■ **WHAT IS NEEDED**: State the number of lines with the string "دھوتی" in them, and nothing else.

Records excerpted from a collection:
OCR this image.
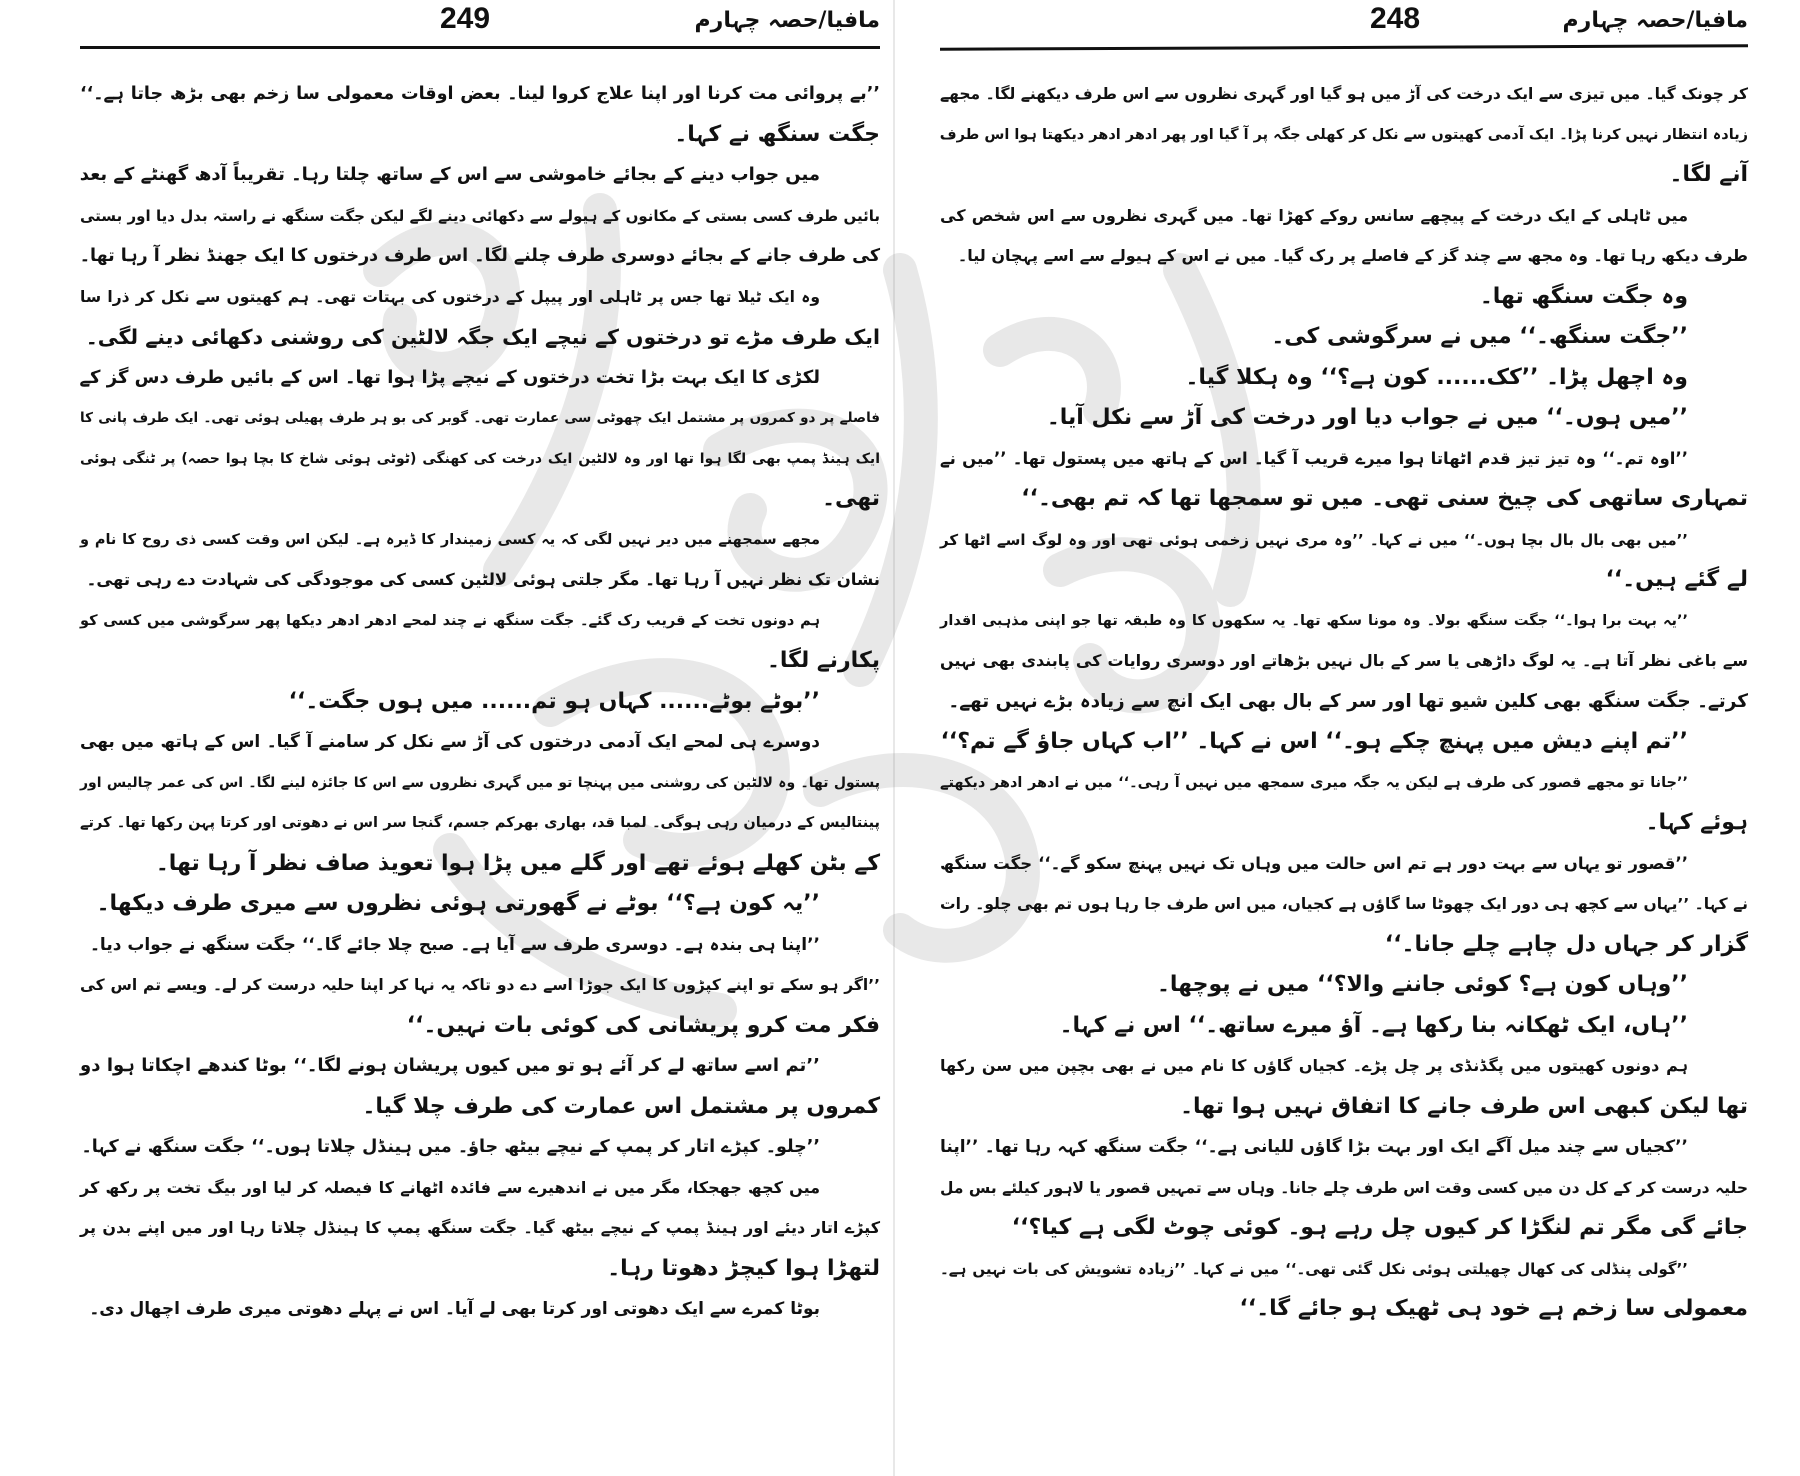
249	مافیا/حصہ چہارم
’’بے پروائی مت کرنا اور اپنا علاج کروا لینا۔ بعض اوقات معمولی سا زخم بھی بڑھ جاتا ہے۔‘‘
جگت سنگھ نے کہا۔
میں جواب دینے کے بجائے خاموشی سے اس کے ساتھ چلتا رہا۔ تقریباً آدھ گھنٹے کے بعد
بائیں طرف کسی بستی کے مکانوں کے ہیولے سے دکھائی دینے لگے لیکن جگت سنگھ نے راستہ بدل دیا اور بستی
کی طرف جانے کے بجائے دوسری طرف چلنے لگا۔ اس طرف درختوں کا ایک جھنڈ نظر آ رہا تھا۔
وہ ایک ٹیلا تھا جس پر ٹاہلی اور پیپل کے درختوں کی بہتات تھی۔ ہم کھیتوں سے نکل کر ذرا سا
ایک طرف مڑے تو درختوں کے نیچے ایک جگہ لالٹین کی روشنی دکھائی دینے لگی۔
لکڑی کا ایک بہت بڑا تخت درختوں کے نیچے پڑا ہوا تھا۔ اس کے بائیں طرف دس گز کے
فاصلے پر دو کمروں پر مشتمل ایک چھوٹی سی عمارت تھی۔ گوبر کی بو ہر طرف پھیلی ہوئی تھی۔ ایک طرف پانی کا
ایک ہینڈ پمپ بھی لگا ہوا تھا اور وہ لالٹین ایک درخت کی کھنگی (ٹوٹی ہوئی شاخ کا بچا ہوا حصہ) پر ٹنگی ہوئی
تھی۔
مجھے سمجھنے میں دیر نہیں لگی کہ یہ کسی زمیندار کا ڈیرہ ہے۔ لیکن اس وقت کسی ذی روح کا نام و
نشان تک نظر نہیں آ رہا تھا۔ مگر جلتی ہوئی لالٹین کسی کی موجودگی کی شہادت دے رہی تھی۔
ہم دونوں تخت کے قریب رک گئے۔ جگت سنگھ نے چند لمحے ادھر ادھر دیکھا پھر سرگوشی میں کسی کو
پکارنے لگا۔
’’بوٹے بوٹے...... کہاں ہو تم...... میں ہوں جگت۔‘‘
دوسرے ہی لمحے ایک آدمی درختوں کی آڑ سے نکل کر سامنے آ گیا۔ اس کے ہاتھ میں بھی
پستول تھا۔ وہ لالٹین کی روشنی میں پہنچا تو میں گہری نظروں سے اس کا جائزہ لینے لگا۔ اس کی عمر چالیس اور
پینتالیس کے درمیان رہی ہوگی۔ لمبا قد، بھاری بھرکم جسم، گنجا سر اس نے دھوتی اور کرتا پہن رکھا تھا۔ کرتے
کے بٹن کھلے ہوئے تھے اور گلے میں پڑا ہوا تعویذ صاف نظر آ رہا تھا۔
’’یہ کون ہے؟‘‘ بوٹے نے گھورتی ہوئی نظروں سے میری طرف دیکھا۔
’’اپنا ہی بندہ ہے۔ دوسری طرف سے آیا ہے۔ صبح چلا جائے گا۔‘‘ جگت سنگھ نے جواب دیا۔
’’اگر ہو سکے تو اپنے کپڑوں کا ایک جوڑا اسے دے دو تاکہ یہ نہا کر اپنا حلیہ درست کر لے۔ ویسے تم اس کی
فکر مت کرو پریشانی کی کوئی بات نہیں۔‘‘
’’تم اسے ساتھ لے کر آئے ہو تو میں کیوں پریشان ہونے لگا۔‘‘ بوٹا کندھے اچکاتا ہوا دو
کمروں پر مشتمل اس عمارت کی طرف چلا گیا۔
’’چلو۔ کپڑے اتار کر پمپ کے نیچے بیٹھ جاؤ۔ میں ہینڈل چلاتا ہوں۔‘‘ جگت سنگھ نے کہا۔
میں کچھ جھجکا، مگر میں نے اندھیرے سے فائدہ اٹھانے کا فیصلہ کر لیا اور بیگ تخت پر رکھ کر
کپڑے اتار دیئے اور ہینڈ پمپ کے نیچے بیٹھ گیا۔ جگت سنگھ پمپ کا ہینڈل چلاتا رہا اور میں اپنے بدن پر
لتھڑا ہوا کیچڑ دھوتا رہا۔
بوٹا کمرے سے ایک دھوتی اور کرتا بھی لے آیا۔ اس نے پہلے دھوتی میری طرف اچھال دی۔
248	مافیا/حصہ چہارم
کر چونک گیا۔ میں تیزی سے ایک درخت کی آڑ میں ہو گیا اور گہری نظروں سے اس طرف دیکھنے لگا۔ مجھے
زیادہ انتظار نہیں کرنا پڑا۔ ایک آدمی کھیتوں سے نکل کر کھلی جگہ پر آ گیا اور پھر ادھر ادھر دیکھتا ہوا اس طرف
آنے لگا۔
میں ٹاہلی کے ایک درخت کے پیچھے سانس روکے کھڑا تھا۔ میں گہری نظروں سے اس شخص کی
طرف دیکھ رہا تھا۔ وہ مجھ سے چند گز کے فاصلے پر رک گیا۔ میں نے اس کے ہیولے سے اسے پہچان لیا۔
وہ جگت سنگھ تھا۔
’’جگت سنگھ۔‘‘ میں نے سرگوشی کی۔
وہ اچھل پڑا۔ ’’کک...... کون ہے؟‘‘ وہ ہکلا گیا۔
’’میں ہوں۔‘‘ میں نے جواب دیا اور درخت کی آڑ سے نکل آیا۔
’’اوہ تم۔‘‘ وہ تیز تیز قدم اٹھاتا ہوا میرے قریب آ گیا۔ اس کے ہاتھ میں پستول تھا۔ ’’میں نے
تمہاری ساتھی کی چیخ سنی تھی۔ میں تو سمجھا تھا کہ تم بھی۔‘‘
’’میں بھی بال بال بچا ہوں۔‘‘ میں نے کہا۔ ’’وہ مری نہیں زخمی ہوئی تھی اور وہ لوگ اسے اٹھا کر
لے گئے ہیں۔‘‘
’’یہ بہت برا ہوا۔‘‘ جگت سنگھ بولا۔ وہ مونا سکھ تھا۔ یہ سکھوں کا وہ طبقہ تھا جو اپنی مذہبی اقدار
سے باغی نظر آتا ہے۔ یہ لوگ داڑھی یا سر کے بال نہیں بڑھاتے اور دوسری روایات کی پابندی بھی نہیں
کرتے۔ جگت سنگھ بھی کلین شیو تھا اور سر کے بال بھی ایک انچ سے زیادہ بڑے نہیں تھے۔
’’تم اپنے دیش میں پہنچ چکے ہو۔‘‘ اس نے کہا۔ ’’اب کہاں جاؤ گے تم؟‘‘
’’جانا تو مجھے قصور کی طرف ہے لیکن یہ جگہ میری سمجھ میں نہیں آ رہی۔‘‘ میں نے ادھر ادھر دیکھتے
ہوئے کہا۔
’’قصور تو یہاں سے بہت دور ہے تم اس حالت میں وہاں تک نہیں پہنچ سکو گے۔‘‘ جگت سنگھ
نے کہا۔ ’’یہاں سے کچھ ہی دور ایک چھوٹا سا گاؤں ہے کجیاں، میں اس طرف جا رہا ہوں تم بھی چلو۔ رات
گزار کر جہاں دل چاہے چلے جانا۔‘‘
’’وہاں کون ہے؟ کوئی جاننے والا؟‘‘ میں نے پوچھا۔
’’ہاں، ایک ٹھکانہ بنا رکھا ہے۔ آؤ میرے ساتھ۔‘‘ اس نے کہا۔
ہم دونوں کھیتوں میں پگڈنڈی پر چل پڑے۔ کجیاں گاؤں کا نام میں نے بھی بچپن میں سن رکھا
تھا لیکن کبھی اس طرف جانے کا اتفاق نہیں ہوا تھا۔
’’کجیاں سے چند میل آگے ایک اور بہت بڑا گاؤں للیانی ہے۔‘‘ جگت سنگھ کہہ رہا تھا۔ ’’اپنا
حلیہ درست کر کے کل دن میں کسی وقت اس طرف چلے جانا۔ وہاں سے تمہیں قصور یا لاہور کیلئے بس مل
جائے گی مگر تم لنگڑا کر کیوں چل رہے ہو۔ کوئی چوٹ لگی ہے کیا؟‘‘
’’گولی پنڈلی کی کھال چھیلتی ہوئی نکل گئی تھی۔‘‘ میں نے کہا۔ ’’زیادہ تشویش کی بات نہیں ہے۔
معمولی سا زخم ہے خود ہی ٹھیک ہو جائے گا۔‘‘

■ **THE SOLUTION**: 2